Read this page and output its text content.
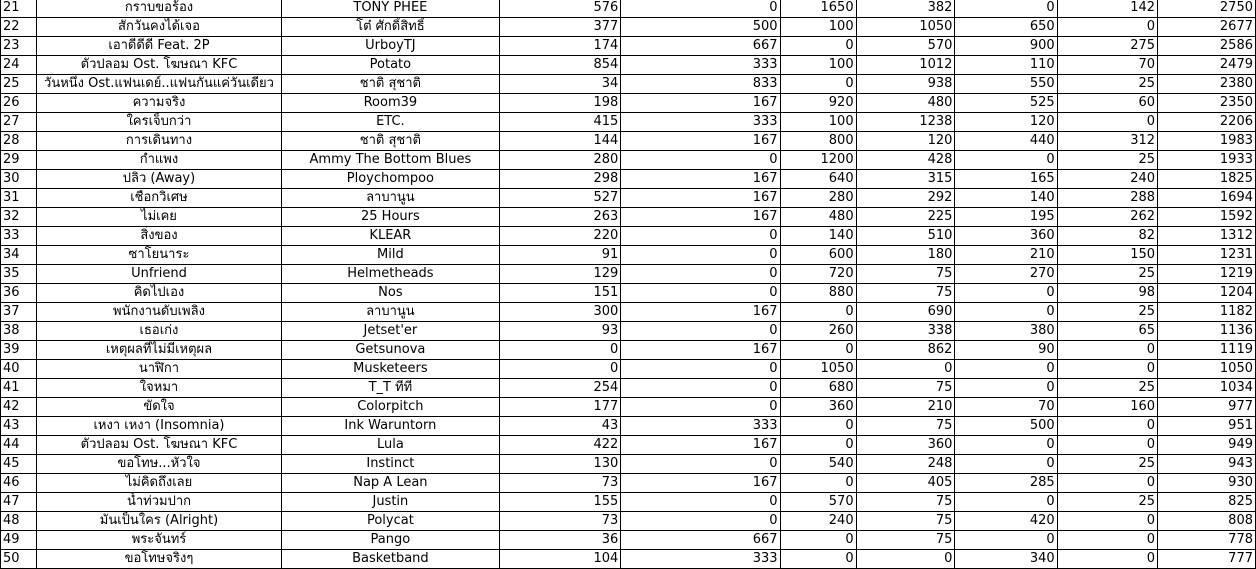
21	กราบขอร้อง	TONY PHEE	576	0	1650	382	0	142	2750
22	สักวันคงได้เจอ	โต๋ ศักดิ์สิทธิ์	377	500	100	1050	650	0	2677
23	เอาดีดีดี Feat. 2P	UrboyTJ	174	667	0	570	900	275	2586
24	ตัวปลอม Ost. โฆษณา KFC	Potato	854	333	100	1012	110	70	2479
25	วันหนึ่ง Ost.แฟนเดย์..แฟนกันแค่วันเดียว	ชาติ สุชาติ	34	833	0	938	550	25	2380
26	ความจริง	Room39	198	167	920	480	525	60	2350
27	ใครเจ็บกว่า	ETC.	415	333	100	1238	120	0	2206
28	การเดินทาง	ชาติ สุชาติ	144	167	800	120	440	312	1983
29	กำแพง	Ammy The Bottom Blues	280	0	1200	428	0	25	1933
30	ปลิว (Away)	Ploychompoo	298	167	640	315	165	240	1825
31	เชือกวิเศษ	ลาบานูน	527	167	280	292	140	288	1694
32	ไม่เคย	25 Hours	263	167	480	225	195	262	1592
33	สิ่งของ	KLEAR	220	0	140	510	360	82	1312
34	ซาโยนาระ	Mild	91	0	600	180	210	150	1231
35	Unfriend	Helmetheads	129	0	720	75	270	25	1219
36	คิดไปเอง	Nos	151	0	880	75	0	98	1204
37	พนักงานดับเพลิง	ลาบานูน	300	167	0	690	0	25	1182
38	เธอเก่ง	Jetset'er	93	0	260	338	380	65	1136
39	เหตุผลที่ไม่มีเหตุผล	Getsunova	0	167	0	862	90	0	1119
40	นาฬิกา	Musketeers	0	0	1050	0	0	0	1050
41	ใจหมา	T_T ทีที	254	0	680	75	0	25	1034
42	ขัดใจ	Colorpitch	177	0	360	210	70	160	977
43	เหงา เหงา (Insomnia)	Ink Waruntorn	43	333	0	75	500	0	951
44	ตัวปลอม Ost. โฆษณา KFC	Lula	422	167	0	360	0	0	949
45	ขอโทษ...หัวใจ	Instinct	130	0	540	248	0	25	943
46	ไม่คิดถึงเลย	Nap A Lean	73	167	0	405	285	0	930
47	น้ำท่วมปาก	Justin	155	0	570	75	0	25	825
48	มันเป็นใคร (Alright)	Polycat	73	0	240	75	420	0	808
49	พระจันทร์	Pango	36	667	0	75	0	0	778
50	ขอโทษจริงๆ	Basketband	104	333	0	0	340	0	777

- **What is being asked**: Each line that holds the word "วปลอม" should be extracted from the records.

- **Response for this exercise**:
24	ตัวปลอม Ost. โฆษณา KFC	Potato	854	333	100	1012	110	70	2479
44	ตัวปลอม Ost. โฆษณา KFC	Lula	422	167	0	360	0	0	949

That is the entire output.